*Direction*. Extract every line of the data below that contains the word "order".

= = = = =

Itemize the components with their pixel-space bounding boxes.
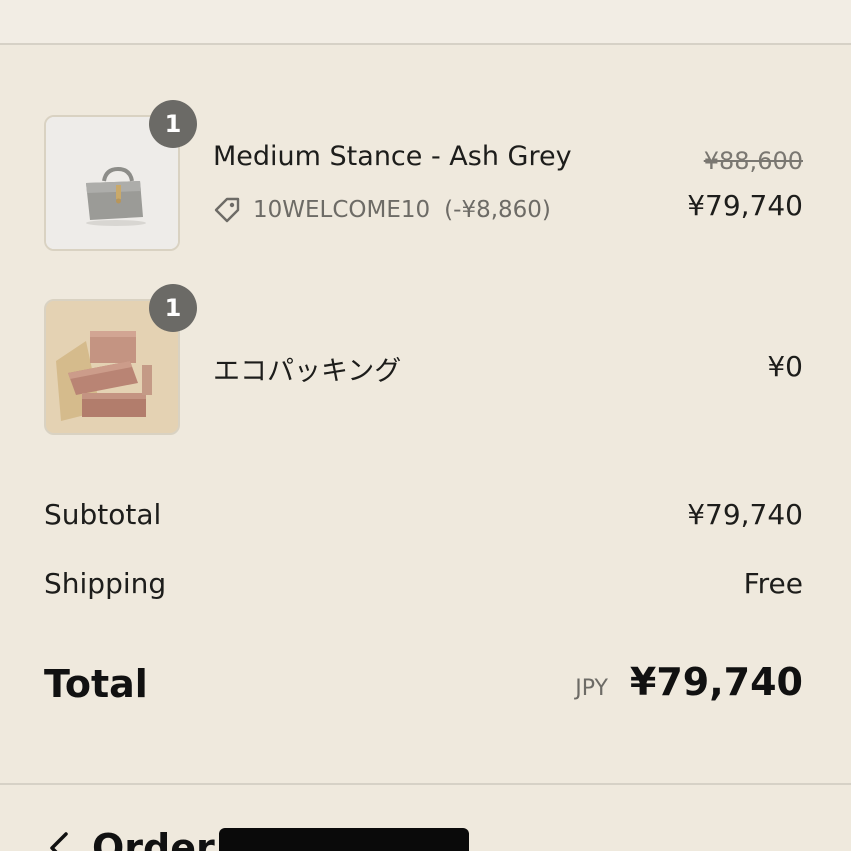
redaction-bar xyxy=(218,828,469,851)
discount-row: 10WELCOME10 (-¥8,860) xyxy=(213,196,551,224)
subtotal-value: ¥79,740 xyxy=(687,498,803,531)
order-label: Order xyxy=(92,826,215,851)
currency-code: JPY xyxy=(575,676,608,701)
subtotal-label: Subtotal xyxy=(44,498,162,531)
shipping-label: Shipping xyxy=(44,567,167,600)
product-name: エコパッキング xyxy=(213,356,402,387)
original-price: ¥88,600 xyxy=(703,147,803,175)
total-amount: JPY ¥79,740 xyxy=(575,660,803,704)
chevron-left-icon xyxy=(44,828,72,851)
discount-amount: (-¥8,860) xyxy=(444,197,551,223)
order-summary-page: 1 Medium Stance - Ash Grey 10WELCOME10 (… xyxy=(0,0,851,851)
top-divider xyxy=(0,43,851,45)
discount-code: 10WELCOME10 xyxy=(253,197,431,223)
tag-icon xyxy=(213,196,241,224)
total-label: Total xyxy=(44,662,148,706)
line-price: ¥79,740 xyxy=(687,189,803,222)
quantity-badge: 1 xyxy=(149,100,197,148)
order-link[interactable]: Order xyxy=(44,826,469,851)
quantity-badge: 1 xyxy=(149,284,197,332)
line-price: ¥0 xyxy=(767,350,803,383)
product-name: Medium Stance - Ash Grey xyxy=(213,141,572,172)
top-band xyxy=(0,0,851,44)
shipping-value: Free xyxy=(743,567,803,600)
total-value: ¥79,740 xyxy=(629,660,803,704)
bottom-divider xyxy=(0,783,851,785)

= = = = =

*Reply to the task*.
order-label: Order xyxy=(92,826,215,851)
order-summary-page: 1 Medium Stance - Ash Grey 10WELCOME10 (… xyxy=(0,0,851,851)
order-link[interactable]: Order xyxy=(44,826,469,851)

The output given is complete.